Евгений Гришковец - Почти рукописная жизнь
17 января
В воскресенье принял участие в программе «На ночь глядя», собой недоволен: не удалось ответить так, как считаю нужным, и сказать то, что хотел сказать. Не получилось. И обиднее всего – я знал, что хочу сказать, но не смог настоять на собственном высказывании. А ещё недоволен собой из-за того, что не смог уйти, не ответив на вопросы, на которые не хотел отвечать. Отвечал нехотя, а значит, неточно и неумно. Ведущих винить не берусь, они здорово подготовились. Побывали на моих спектаклях в театре или посмотрели их на видео. Знали близко к тексту мои интервью за разные годы. И даже продемонстрировали кадры из двух фильмов, в которых я снимался в эпизодах, но сам этих картин не видел.
По-человечески, и я в этом не сомневаюсь, они настроены были весьма доброжелательно и даже почтительно. В этом я убедился до записи программы, пока мы ждали начала и пили чай. А во время записи доброжелательный тон хоть и не изменился, вопросы были не просто каверзными – но более чем. И заданы они были мастерски, доброжелательным тоном. В таких ситуациях я не знаю, что делать. Я растерялся и несколько раз сказал глупость. Но, повторяю, у меня нет претензий к ведущим, ведь их задача отличалась от моей. Моя задача была попытаться что-то сообщить, прокомментировать свои действия, свои высказывания и отчасти свой образ жизни. А их задача была сделать интересную программу. Для этого они намеренно старались выбить меня из привычной колеи и говорить о том, а главное – так, как я говорить не хотел. Наверное, за этим интересно наблюдать. А стало быть, они добились поставленных задач. Но это их передача, это их территория, и это телевидение. Поэтому у меня все вопросы и претензии только к самому себе.

## Исходные данные

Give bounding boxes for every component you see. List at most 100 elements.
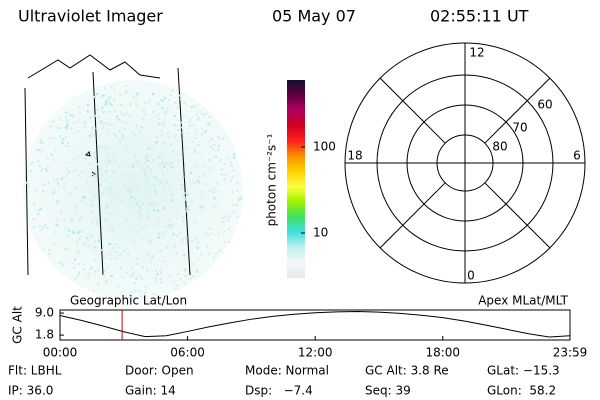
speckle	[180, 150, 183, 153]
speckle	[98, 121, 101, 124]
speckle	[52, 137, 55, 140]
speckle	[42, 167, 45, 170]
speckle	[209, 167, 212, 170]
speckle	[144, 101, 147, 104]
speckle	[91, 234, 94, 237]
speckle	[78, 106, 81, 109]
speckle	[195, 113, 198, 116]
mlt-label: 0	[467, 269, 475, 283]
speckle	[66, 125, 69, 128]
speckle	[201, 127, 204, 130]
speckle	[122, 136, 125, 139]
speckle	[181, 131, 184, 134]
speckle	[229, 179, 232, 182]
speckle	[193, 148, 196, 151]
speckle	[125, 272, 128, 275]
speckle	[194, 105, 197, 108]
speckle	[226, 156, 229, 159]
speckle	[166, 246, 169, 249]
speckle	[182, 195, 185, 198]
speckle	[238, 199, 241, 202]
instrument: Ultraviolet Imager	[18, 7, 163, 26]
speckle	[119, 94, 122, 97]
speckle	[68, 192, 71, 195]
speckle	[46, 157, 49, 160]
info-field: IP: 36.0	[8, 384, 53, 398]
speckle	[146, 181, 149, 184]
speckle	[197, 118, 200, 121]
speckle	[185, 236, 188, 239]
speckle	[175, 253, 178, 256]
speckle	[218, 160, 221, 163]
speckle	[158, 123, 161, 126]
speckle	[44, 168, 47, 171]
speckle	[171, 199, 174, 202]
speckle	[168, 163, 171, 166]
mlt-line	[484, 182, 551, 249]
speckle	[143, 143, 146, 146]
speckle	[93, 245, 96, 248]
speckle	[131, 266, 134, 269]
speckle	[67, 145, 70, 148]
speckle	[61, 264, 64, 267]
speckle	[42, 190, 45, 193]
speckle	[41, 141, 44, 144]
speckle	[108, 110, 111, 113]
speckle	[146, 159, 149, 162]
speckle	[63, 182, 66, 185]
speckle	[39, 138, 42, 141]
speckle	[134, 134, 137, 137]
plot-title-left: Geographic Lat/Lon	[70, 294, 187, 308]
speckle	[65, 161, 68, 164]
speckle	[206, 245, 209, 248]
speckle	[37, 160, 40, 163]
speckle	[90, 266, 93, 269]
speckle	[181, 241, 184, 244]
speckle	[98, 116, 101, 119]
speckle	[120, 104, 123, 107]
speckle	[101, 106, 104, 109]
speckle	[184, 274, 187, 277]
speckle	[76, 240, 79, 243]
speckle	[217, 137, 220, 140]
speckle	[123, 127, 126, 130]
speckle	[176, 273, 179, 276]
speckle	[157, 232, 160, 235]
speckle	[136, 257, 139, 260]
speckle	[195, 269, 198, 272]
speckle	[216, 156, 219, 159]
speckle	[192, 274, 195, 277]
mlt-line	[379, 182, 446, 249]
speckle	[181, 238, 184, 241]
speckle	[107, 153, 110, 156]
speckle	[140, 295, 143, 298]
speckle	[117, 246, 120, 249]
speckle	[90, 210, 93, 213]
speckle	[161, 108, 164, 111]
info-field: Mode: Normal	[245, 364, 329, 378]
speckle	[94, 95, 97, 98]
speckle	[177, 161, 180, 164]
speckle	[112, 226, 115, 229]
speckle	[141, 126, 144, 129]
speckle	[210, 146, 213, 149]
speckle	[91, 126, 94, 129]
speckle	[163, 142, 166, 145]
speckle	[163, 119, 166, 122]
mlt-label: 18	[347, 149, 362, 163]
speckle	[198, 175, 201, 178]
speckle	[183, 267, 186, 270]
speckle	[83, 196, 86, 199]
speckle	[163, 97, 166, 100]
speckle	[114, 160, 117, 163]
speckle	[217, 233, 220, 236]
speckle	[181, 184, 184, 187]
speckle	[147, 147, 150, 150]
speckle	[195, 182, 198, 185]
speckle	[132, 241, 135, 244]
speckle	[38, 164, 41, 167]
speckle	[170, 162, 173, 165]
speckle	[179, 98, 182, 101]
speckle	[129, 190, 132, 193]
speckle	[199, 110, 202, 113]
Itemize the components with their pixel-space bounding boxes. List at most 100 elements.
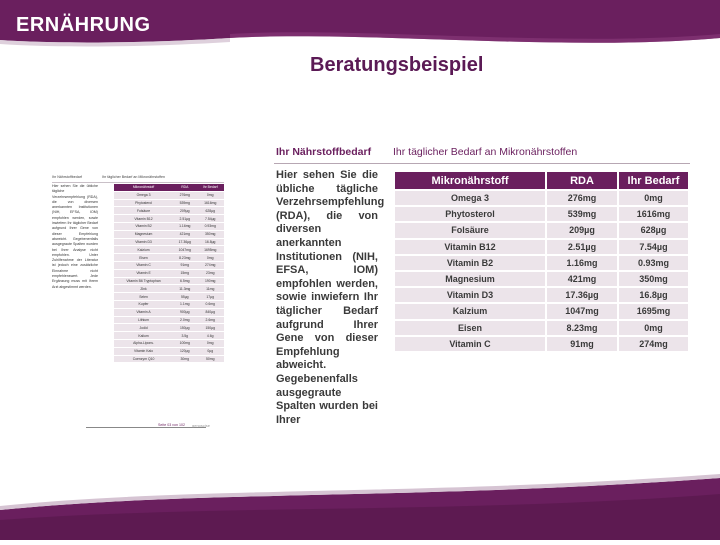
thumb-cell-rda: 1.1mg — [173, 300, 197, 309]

## Задания
**1)** Ответьте по заметке о программе «На ночь глядя»:
(а) В какой день недели автор участвовал в этой программе?
(б) Каким образом ведущие познакомились со спектаклями автора?
(в) Чем занимались автор и ведущие, пока ждали начала записи?
**2)** Определите, согласуется ли каждое утверждение с заметкой о программе «На ночь глядя». Ответ подтвердите точной цитатой.
(а) Автор смотрел фильмы, кадры из которых показали ведущие.
(б) Во время записи ведущие сменили доброжелательный тон на другой.
(в) Задача ведущих состояла в том, чтобы сделать интересную программу.
Перечень здесь не понадобится.

## Ответы
**1)**
(а) В воскресенье.
(б) Они побывали на спектаклях в театре или посмотрели их на видео.
(в) Они пили чай.

**2)**
(а) Нет: «но сам этих картин не видел».
(б) Нет: «доброжелательный тон хоть и не изменился».
(в) Да: «А их задача была сделать интересную программу».